### [AIM OF THE EXERCISE]
A line counts if it contains the word "заседания" at least once. State how many such lines the records contain, giving the number alone.

── DATASET EXTRACT

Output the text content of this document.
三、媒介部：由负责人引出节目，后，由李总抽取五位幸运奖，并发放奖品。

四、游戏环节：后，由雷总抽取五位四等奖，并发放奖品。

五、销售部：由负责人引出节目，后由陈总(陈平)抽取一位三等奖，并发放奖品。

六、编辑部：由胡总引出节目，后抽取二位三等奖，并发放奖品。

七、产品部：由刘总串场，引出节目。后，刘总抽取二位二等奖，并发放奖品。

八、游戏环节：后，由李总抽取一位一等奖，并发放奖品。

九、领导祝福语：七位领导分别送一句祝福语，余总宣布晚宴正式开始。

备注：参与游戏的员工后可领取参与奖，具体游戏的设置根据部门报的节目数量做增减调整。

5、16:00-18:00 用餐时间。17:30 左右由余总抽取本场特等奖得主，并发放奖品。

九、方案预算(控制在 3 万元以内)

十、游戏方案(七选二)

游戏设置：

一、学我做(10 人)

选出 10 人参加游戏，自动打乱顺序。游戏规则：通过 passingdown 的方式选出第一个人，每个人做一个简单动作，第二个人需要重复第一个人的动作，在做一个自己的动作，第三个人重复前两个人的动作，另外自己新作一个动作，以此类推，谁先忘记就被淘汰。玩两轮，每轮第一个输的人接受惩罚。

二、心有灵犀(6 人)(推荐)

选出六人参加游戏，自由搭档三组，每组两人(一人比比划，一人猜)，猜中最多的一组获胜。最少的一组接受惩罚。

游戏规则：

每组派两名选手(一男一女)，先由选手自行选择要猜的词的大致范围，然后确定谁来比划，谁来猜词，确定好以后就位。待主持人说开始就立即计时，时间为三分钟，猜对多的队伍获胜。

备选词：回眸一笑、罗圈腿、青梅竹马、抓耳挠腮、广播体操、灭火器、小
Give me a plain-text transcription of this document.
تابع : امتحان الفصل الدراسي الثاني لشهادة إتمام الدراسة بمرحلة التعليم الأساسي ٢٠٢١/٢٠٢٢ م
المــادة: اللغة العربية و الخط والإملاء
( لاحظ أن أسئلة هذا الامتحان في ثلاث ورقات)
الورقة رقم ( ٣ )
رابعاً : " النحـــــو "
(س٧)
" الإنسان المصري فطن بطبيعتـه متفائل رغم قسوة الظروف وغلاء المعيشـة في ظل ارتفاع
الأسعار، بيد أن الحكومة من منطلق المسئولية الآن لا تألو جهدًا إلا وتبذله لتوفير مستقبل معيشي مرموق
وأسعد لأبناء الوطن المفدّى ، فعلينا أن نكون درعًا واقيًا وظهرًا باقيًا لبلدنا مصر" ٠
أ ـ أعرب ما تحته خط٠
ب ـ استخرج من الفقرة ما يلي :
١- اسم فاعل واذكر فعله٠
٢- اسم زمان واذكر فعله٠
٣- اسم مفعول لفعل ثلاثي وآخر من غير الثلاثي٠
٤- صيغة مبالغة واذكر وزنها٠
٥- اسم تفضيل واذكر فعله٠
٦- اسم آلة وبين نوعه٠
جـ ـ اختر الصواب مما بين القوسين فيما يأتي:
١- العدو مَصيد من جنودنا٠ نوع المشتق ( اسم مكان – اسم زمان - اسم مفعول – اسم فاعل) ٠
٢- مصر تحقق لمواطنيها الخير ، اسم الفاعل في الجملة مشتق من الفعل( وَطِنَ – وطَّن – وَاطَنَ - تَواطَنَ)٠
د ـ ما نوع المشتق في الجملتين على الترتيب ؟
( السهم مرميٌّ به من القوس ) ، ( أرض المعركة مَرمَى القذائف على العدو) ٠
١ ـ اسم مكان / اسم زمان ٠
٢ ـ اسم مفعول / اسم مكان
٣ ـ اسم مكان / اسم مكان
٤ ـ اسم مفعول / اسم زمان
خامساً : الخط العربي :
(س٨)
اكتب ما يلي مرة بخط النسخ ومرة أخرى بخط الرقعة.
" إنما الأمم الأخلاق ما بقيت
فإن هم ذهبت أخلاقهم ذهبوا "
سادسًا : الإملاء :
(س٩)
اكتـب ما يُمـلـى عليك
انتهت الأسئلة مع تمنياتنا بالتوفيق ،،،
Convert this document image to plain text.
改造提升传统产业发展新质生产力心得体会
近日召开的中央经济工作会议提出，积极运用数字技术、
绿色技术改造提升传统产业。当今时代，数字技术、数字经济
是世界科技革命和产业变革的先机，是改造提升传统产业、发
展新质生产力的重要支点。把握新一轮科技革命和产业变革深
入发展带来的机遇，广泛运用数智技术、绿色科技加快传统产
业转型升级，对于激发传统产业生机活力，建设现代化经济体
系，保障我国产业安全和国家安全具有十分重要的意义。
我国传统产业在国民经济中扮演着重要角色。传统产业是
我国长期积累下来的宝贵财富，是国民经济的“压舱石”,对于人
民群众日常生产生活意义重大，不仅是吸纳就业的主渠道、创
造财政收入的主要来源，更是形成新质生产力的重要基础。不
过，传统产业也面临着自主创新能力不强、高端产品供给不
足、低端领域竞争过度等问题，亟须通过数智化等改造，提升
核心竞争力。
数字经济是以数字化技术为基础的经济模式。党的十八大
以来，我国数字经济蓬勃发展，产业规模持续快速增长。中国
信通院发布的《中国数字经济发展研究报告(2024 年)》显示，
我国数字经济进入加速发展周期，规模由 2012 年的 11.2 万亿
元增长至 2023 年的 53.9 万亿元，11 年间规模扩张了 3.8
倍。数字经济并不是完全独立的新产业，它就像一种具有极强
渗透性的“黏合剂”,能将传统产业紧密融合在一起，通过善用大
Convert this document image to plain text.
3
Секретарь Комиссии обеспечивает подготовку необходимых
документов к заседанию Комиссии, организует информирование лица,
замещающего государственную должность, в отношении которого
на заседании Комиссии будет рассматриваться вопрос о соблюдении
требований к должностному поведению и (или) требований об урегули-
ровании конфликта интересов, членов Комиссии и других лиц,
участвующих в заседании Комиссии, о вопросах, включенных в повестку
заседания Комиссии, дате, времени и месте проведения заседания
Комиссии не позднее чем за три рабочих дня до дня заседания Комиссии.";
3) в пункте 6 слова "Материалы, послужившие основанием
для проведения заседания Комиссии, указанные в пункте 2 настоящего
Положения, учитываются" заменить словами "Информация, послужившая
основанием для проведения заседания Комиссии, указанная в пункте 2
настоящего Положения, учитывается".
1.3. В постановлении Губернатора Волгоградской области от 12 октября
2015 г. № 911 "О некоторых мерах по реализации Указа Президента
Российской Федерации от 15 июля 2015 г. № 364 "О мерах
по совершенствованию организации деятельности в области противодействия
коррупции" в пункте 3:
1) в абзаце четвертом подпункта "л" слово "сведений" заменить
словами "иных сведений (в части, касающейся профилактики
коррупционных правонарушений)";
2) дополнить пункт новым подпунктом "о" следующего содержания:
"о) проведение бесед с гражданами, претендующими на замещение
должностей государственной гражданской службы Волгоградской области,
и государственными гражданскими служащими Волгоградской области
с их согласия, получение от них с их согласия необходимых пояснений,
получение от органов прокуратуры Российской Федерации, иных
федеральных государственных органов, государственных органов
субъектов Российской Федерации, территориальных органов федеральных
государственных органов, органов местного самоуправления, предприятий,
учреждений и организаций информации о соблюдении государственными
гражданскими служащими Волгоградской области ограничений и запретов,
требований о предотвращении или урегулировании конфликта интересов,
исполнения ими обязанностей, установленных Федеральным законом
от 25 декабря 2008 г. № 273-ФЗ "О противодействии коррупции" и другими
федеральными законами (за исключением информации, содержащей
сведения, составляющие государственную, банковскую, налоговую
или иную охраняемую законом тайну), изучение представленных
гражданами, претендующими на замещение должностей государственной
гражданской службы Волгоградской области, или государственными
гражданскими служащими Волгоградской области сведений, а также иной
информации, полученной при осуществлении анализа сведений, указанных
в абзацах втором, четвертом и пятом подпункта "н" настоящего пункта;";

────

### [TASK OUTPUT]
4